Chart and figure data:
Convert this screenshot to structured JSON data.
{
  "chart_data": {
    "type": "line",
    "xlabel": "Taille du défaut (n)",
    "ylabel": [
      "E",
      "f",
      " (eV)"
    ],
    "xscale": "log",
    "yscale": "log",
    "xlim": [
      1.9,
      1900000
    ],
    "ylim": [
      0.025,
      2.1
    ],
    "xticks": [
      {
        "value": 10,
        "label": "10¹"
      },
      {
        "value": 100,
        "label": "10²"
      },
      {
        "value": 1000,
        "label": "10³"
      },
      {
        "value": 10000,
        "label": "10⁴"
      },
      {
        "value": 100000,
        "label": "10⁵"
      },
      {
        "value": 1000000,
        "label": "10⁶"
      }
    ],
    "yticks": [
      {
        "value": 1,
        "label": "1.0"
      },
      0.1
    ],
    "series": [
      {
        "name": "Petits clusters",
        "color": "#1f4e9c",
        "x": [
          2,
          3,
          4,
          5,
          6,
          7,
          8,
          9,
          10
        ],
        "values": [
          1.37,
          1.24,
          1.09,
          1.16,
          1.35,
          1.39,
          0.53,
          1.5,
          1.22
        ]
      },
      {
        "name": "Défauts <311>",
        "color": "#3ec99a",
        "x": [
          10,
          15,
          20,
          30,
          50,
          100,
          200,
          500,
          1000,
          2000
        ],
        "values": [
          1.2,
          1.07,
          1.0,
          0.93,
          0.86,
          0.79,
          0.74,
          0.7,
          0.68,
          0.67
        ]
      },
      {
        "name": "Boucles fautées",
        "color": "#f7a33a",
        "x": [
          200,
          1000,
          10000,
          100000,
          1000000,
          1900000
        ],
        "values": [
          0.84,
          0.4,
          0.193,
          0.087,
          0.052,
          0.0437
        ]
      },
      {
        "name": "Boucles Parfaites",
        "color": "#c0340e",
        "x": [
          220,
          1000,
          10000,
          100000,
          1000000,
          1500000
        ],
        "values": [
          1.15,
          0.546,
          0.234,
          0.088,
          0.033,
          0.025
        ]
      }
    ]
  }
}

(Set task) Each line of the material must be restated exactly.

(Answer to this problem)
Convert this screenshot to structured JSON data.
{
  "chart_data": {
    "type": "line",
    "xlabel": "Taille du défaut (n)",
    "ylabel": [
      "E",
      "f",
      " (eV)"
    ],
    "xscale": "log",
    "yscale": "log",
    "xlim": [
      1.9,
      1900000
    ],
    "ylim": [
      0.025,
      2.1
    ],
    "xticks": [
      {
        "value": 10,
        "label": "10¹"
      },
      {
        "value": 100,
        "label": "10²"
      },
      {
        "value": 1000,
        "label": "10³"
      },
      {
        "value": 10000,
        "label": "10⁴"
      },
      {
        "value": 100000,
        "label": "10⁵"
      },
      {
        "value": 1000000,
        "label": "10⁶"
      }
    ],
    "yticks": [
      {
        "value": 1,
        "label": "1.0"
      },
      0.1
    ],
    "series": [
      {
        "name": "Petits clusters",
        "color": "#1f4e9c",
        "x": [
          2,
          3,
          4,
          5,
          6,
          7,
          8,
          9,
          10
        ],
        "values": [
          1.37,
          1.24,
          1.09,
          1.16,
          1.35,
          1.39,
          0.53,
          1.5,
          1.22
        ]
      },
      {
        "name": "Défauts <311>",
        "color": "#3ec99a",
        "x": [
          10,
          15,
          20,
          30,
          50,
          100,
          200,
          500,
          1000,
          2000
        ],
        "values": [
          1.2,
          1.07,
          1.0,
          0.93,
          0.86,
          0.79,
          0.74,
          0.7,
          0.68,
          0.67
        ]
      },
      {
        "name": "Boucles fautées",
        "color": "#f7a33a",
        "x": [
          200,
          1000,
          10000,
          100000,
          1000000,
          1900000
        ],
        "values": [
          0.84,
          0.4,
          0.193,
          0.087,
          0.052,
          0.0437
        ]
      },
      {
        "name": "Boucles Parfaites",
        "color": "#c0340e",
        "x": [
          220,
          1000,
          10000,
          100000,
          1000000,
          1500000
        ],
        "values": [
          1.15,
          0.546,
          0.234,
          0.088,
          0.033,
          0.025
        ]
      }
    ]
  }
}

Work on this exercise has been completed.